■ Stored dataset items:
+---+

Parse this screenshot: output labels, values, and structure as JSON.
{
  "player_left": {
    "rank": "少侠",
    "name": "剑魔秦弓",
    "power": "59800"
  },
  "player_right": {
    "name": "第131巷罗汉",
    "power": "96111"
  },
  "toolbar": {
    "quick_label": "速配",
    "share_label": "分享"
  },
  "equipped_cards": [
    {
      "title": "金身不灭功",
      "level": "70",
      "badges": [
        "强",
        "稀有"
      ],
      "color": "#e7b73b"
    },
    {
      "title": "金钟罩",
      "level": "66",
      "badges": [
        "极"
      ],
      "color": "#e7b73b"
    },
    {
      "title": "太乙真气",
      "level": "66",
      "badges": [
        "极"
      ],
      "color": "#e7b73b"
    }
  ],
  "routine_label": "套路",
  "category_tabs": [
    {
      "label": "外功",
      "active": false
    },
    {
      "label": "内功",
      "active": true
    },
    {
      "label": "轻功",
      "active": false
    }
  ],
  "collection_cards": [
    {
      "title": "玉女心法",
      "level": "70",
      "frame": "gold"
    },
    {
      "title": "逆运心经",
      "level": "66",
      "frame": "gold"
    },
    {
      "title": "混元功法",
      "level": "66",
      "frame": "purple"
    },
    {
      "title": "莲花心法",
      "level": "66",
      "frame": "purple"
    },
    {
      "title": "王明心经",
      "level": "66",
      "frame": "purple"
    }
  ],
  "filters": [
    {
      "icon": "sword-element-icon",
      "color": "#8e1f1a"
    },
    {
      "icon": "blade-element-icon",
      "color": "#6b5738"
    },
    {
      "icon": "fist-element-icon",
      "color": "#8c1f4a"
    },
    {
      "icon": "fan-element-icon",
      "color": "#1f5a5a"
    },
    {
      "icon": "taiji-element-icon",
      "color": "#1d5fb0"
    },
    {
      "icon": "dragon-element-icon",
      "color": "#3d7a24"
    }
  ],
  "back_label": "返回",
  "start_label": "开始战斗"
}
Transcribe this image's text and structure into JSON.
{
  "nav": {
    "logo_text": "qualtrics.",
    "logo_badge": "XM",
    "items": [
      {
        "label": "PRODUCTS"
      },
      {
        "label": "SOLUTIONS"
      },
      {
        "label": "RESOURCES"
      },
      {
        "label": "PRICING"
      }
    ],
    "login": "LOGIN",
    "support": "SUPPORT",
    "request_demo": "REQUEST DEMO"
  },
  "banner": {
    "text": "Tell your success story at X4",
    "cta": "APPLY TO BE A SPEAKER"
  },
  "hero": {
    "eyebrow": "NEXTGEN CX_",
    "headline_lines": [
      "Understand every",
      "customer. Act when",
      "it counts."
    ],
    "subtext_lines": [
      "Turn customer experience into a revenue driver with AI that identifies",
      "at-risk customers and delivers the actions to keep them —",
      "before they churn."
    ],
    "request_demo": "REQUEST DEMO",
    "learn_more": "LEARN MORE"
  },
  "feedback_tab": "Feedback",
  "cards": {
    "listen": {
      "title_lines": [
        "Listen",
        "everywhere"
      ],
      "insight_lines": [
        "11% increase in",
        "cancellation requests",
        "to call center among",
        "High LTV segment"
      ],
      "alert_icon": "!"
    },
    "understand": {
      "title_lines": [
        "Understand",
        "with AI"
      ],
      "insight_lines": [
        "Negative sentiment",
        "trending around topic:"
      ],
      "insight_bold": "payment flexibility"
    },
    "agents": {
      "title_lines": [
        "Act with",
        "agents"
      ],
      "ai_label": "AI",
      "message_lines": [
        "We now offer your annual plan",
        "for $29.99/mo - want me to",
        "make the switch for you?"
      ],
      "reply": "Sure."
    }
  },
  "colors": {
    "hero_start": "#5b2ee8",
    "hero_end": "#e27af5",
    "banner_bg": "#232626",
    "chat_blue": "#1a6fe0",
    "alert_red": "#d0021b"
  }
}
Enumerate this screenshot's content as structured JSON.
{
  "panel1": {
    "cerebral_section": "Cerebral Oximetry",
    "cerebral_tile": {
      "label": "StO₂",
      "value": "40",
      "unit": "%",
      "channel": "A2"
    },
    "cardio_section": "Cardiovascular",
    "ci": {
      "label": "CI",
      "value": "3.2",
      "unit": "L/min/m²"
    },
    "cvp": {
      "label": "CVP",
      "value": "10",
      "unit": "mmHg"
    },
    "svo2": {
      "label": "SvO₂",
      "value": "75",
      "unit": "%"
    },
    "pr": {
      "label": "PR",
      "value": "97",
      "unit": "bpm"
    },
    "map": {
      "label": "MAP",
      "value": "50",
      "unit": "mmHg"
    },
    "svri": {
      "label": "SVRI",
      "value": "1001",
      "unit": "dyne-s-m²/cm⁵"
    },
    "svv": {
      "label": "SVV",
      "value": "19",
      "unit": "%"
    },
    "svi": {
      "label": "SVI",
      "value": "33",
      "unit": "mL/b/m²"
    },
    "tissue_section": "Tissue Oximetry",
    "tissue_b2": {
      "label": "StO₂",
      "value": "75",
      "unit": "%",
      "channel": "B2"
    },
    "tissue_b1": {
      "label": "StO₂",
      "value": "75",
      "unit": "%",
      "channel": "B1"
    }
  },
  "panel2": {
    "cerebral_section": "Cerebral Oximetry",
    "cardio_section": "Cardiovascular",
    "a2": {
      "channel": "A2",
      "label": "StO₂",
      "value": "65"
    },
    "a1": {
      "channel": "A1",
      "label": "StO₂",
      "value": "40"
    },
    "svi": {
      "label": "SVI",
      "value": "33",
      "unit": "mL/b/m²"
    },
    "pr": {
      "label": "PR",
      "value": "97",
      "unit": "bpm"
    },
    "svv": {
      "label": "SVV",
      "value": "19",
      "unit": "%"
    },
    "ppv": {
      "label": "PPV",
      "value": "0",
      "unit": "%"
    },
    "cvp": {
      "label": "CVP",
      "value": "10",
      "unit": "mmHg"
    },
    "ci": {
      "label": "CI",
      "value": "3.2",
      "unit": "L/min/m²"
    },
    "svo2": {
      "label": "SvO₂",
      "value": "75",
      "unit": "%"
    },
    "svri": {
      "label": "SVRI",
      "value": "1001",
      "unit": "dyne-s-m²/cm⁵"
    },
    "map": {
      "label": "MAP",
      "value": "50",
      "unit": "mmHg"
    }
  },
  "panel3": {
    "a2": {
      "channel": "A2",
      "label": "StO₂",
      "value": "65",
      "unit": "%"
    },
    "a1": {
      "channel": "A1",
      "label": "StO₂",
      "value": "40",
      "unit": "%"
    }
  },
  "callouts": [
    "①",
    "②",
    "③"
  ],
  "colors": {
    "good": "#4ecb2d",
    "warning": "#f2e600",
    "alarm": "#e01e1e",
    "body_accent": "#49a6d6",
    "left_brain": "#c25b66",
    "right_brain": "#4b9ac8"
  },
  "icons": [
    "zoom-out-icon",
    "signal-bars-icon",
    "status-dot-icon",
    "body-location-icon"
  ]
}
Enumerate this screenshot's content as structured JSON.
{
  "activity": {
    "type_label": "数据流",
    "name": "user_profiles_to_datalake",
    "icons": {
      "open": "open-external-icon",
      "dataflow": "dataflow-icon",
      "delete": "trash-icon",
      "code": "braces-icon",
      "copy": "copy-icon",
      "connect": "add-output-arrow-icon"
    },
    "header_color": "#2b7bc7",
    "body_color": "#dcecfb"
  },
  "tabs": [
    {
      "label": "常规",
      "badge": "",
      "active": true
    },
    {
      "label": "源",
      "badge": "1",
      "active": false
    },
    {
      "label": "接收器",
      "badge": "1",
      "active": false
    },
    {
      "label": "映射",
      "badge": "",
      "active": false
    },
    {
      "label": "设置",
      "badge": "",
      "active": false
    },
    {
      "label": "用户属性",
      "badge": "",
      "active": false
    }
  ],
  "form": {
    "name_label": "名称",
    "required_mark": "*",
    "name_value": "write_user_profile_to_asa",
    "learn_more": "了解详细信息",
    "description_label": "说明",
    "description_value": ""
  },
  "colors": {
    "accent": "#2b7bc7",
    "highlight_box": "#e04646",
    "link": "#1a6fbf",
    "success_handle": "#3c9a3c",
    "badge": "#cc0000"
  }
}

+---+

■ REQUIREMENTS:
List the lines of the material in which the word "element" occurs.

■ EXERCISE SOLUTION:
      "icon": "sword-element-icon",
      "icon": "blade-element-icon",
      "icon": "fist-element-icon",
      "icon": "fan-element-icon",
      "icon": "taiji-element-icon",
      "icon": "dragon-element-icon",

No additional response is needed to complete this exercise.